# YOUR INSTRUCTIONS:
Each entry should be quoted word for word, including every mark of punctuation.

(Raw records)
────────────────
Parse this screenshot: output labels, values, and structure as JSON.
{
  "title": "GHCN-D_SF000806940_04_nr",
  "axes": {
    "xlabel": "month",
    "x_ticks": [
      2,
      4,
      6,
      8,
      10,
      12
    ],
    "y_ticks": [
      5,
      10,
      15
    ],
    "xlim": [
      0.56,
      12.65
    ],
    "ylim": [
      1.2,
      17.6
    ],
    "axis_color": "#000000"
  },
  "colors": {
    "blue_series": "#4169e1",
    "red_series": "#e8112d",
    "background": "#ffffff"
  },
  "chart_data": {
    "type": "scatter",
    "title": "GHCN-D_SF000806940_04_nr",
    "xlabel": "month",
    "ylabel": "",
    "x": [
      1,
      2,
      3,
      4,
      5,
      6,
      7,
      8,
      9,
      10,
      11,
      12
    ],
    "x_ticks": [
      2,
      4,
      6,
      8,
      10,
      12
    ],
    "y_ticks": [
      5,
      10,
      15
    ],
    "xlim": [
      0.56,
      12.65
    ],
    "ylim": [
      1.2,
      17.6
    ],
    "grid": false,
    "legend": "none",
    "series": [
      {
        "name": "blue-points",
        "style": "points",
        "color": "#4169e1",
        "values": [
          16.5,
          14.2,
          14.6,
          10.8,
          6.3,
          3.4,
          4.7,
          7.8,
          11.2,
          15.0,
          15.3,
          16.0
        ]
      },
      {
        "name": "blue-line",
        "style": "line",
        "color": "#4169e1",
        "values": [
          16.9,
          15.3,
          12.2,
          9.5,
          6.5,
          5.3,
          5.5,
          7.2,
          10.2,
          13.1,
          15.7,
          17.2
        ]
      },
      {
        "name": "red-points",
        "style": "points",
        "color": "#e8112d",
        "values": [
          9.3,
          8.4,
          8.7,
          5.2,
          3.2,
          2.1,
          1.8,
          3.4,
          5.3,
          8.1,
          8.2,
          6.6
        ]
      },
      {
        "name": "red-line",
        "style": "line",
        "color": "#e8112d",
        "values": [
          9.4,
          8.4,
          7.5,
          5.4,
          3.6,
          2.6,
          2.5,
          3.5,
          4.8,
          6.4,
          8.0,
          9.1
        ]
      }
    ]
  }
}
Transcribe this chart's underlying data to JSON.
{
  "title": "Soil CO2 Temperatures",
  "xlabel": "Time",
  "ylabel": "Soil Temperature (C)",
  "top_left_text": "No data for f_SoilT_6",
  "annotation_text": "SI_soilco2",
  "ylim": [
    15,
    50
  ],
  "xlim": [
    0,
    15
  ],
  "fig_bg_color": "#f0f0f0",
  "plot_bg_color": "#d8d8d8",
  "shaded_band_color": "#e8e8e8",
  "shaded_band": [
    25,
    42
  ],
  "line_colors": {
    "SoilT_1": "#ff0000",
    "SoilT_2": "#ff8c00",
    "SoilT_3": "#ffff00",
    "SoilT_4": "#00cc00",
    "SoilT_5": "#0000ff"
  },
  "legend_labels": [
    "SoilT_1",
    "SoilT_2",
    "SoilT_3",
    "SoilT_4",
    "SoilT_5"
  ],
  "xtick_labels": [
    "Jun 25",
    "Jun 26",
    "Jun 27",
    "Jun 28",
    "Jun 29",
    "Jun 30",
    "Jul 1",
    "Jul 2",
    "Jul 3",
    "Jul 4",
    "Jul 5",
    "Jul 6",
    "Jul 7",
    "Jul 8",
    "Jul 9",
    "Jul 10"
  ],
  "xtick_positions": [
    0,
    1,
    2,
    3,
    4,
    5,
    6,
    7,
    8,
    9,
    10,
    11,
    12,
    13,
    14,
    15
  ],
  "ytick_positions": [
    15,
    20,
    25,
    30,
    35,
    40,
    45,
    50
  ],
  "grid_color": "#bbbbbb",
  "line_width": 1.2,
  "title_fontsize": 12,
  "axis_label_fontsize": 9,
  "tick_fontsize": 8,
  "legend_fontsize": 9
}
────────────────
# SOLUTION TO THE PROBLEM:
Parse this screenshot: output labels, values, and structure as JSON.
{
  "title": "GHCN-D_SF000806940_04_nr",
  "axes": {
    "xlabel": "month",
    "x_ticks": [
      2,
      4,
      6,
      8,
      10,
      12
    ],
    "y_ticks": [
      5,
      10,
      15
    ],
    "xlim": [
      0.56,
      12.65
    ],
    "ylim": [
      1.2,
      17.6
    ],
    "axis_color": "#000000"
  },
  "colors": {
    "blue_series": "#4169e1",
    "red_series": "#e8112d",
    "background": "#ffffff"
  },
  "chart_data": {
    "type": "scatter",
    "title": "GHCN-D_SF000806940_04_nr",
    "xlabel": "month",
    "ylabel": "",
    "x": [
      1,
      2,
      3,
      4,
      5,
      6,
      7,
      8,
      9,
      10,
      11,
      12
    ],
    "x_ticks": [
      2,
      4,
      6,
      8,
      10,
      12
    ],
    "y_ticks": [
      5,
      10,
      15
    ],
    "xlim": [
      0.56,
      12.65
    ],
    "ylim": [
      1.2,
      17.6
    ],
    "grid": false,
    "legend": "none",
    "series": [
      {
        "name": "blue-points",
        "style": "points",
        "color": "#4169e1",
        "values": [
          16.5,
          14.2,
          14.6,
          10.8,
          6.3,
          3.4,
          4.7,
          7.8,
          11.2,
          15.0,
          15.3,
          16.0
        ]
      },
      {
        "name": "blue-line",
        "style": "line",
        "color": "#4169e1",
        "values": [
          16.9,
          15.3,
          12.2,
          9.5,
          6.5,
          5.3,
          5.5,
          7.2,
          10.2,
          13.1,
          15.7,
          17.2
        ]
      },
      {
        "name": "red-points",
        "style": "points",
        "color": "#e8112d",
        "values": [
          9.3,
          8.4,
          8.7,
          5.2,
          3.2,
          2.1,
          1.8,
          3.4,
          5.3,
          8.1,
          8.2,
          6.6
        ]
      },
      {
        "name": "red-line",
        "style": "line",
        "color": "#e8112d",
        "values": [
          9.4,
          8.4,
          7.5,
          5.4,
          3.6,
          2.6,
          2.5,
          3.5,
          4.8,
          6.4,
          8.0,
          9.1
        ]
      }
    ]
  }
}
Transcribe this chart's underlying data to JSON.
{
  "title": "Soil CO2 Temperatures",
  "xlabel": "Time",
  "ylabel": "Soil Temperature (C)",
  "top_left_text": "No data for f_SoilT_6",
  "annotation_text": "SI_soilco2",
  "ylim": [
    15,
    50
  ],
  "xlim": [
    0,
    15
  ],
  "fig_bg_color": "#f0f0f0",
  "plot_bg_color": "#d8d8d8",
  "shaded_band_color": "#e8e8e8",
  "shaded_band": [
    25,
    42
  ],
  "line_colors": {
    "SoilT_1": "#ff0000",
    "SoilT_2": "#ff8c00",
    "SoilT_3": "#ffff00",
    "SoilT_4": "#00cc00",
    "SoilT_5": "#0000ff"
  },
  "legend_labels": [
    "SoilT_1",
    "SoilT_2",
    "SoilT_3",
    "SoilT_4",
    "SoilT_5"
  ],
  "xtick_labels": [
    "Jun 25",
    "Jun 26",
    "Jun 27",
    "Jun 28",
    "Jun 29",
    "Jun 30",
    "Jul 1",
    "Jul 2",
    "Jul 3",
    "Jul 4",
    "Jul 5",
    "Jul 6",
    "Jul 7",
    "Jul 8",
    "Jul 9",
    "Jul 10"
  ],
  "xtick_positions": [
    0,
    1,
    2,
    3,
    4,
    5,
    6,
    7,
    8,
    9,
    10,
    11,
    12,
    13,
    14,
    15
  ],
  "ytick_positions": [
    15,
    20,
    25,
    30,
    35,
    40,
    45,
    50
  ],
  "grid_color": "#bbbbbb",
  "line_width": 1.2,
  "title_fontsize": 12,
  "axis_label_fontsize": 9,
  "tick_fontsize": 8,
  "legend_fontsize": 9
}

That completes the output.